Copy all lines in which the word "repo" can be found.

↓

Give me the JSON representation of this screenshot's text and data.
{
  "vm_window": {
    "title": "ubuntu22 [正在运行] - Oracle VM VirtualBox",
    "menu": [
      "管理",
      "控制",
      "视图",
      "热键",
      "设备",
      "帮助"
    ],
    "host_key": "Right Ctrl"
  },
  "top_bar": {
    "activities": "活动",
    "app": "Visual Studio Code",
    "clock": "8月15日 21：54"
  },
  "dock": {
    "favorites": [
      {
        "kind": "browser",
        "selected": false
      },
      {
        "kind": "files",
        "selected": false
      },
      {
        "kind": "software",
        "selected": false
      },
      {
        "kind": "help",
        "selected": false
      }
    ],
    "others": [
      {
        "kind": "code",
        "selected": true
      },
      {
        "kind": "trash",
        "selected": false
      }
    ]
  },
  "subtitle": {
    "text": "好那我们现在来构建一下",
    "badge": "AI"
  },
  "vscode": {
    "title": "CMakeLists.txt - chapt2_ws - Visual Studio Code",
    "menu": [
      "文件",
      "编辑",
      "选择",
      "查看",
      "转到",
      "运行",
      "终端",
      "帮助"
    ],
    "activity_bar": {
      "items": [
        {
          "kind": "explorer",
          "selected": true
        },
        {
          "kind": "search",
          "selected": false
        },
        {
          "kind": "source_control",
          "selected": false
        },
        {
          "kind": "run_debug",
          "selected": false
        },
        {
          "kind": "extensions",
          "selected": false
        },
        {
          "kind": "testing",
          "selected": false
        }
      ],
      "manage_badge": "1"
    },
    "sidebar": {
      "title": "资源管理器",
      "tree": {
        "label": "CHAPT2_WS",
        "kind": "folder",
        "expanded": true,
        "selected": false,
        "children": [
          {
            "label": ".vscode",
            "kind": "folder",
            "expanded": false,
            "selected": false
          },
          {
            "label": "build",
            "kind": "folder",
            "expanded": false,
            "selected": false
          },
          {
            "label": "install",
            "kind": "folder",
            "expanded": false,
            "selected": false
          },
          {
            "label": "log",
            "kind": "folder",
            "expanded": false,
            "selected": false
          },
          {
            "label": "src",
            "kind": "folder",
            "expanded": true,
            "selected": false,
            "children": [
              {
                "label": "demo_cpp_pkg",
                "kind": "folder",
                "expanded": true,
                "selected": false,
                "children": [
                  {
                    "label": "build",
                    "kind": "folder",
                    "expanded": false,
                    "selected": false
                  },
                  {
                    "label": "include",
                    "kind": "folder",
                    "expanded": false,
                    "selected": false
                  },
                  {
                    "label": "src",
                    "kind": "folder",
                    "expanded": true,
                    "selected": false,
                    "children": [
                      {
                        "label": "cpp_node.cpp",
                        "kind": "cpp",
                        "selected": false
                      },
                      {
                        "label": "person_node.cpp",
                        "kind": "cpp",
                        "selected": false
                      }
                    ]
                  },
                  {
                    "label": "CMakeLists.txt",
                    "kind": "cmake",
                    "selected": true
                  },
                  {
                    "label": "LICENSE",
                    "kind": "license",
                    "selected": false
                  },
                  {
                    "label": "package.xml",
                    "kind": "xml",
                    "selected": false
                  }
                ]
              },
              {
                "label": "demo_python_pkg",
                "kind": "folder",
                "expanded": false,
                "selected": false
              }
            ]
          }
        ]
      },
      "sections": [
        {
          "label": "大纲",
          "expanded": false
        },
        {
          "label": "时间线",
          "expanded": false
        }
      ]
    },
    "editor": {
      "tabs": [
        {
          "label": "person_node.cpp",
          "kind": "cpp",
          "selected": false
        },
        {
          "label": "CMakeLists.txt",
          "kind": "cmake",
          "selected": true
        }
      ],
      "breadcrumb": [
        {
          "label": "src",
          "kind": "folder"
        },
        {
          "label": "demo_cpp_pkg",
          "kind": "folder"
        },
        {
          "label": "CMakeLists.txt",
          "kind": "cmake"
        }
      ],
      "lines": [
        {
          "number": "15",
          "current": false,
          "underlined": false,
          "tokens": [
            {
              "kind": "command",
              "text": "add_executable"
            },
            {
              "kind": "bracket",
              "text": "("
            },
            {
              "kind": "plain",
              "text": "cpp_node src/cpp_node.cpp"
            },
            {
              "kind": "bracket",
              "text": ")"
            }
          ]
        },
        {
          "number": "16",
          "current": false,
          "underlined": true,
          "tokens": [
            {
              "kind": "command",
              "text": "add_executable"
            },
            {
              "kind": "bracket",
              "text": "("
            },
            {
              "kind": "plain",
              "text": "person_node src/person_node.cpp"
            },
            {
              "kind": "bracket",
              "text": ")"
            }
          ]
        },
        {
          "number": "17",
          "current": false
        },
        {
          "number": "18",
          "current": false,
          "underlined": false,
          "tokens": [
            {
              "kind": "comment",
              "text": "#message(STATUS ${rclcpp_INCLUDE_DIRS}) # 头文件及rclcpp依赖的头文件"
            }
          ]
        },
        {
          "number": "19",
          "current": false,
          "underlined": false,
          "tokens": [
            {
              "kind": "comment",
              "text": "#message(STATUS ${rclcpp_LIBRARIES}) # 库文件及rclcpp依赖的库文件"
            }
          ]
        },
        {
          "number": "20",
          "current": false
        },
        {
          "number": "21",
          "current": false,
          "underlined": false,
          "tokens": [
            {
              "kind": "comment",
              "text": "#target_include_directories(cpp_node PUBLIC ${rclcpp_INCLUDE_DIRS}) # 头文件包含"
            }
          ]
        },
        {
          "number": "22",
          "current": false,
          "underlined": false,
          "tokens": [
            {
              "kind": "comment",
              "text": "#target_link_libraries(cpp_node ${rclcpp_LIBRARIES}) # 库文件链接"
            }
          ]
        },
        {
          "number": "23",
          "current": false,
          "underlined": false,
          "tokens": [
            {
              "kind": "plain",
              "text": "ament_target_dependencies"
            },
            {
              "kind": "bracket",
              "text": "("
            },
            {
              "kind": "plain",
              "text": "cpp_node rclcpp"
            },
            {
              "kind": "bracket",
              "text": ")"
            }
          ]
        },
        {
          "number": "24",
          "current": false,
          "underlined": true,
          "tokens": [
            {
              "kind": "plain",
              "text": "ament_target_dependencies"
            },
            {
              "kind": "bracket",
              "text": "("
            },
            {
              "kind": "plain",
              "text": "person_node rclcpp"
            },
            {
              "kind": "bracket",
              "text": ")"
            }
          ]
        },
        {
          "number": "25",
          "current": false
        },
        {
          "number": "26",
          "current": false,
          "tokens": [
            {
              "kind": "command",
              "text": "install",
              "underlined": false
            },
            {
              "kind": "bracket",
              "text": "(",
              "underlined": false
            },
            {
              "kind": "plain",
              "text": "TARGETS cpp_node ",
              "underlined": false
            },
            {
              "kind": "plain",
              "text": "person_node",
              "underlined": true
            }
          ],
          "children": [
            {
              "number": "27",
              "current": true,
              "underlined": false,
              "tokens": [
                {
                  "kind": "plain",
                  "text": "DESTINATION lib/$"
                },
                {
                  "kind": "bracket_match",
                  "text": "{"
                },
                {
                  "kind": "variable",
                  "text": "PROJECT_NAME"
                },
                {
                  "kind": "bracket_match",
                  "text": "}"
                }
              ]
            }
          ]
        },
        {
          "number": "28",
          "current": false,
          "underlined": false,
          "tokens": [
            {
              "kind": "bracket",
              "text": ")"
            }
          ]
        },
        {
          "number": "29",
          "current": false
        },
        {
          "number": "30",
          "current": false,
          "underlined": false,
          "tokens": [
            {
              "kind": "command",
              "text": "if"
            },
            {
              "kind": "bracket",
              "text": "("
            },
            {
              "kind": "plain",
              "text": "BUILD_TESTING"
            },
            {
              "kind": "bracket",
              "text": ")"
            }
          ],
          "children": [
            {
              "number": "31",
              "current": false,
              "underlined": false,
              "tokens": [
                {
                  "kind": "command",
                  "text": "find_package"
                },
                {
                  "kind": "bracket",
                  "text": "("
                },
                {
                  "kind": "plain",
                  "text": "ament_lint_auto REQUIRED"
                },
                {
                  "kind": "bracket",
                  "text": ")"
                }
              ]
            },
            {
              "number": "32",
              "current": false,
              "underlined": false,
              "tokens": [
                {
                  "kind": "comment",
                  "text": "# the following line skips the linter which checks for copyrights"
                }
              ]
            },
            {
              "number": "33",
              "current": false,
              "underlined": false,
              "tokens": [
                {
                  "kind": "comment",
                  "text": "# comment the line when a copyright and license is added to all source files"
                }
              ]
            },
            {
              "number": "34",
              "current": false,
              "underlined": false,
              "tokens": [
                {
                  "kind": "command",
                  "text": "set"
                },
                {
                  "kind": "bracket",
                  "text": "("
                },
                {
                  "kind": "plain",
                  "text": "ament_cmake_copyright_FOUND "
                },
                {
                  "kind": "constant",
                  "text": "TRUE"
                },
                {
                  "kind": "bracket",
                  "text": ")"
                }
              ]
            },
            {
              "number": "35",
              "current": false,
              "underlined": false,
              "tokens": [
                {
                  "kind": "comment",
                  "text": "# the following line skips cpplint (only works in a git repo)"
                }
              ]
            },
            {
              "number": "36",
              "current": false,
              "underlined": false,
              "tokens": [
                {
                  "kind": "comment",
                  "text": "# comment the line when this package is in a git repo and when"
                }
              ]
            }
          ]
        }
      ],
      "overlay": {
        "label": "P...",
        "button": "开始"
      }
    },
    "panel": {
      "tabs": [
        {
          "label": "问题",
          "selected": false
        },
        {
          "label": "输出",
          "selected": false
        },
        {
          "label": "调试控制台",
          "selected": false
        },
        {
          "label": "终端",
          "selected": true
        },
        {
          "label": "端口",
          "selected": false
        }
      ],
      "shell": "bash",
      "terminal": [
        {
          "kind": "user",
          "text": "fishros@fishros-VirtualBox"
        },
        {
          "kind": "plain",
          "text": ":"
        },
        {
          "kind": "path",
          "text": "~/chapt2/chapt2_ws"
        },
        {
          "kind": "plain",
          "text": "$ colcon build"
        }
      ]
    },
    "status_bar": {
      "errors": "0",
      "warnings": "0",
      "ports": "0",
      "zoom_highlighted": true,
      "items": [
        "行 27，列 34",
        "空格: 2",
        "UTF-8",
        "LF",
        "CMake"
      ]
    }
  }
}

↑

RESULT FOR THIS EXERCISE:
                  "text": "# the following line skips cpplint (only works in a git repo)"
                  "text": "# comment the line when this package is in a git repo and when"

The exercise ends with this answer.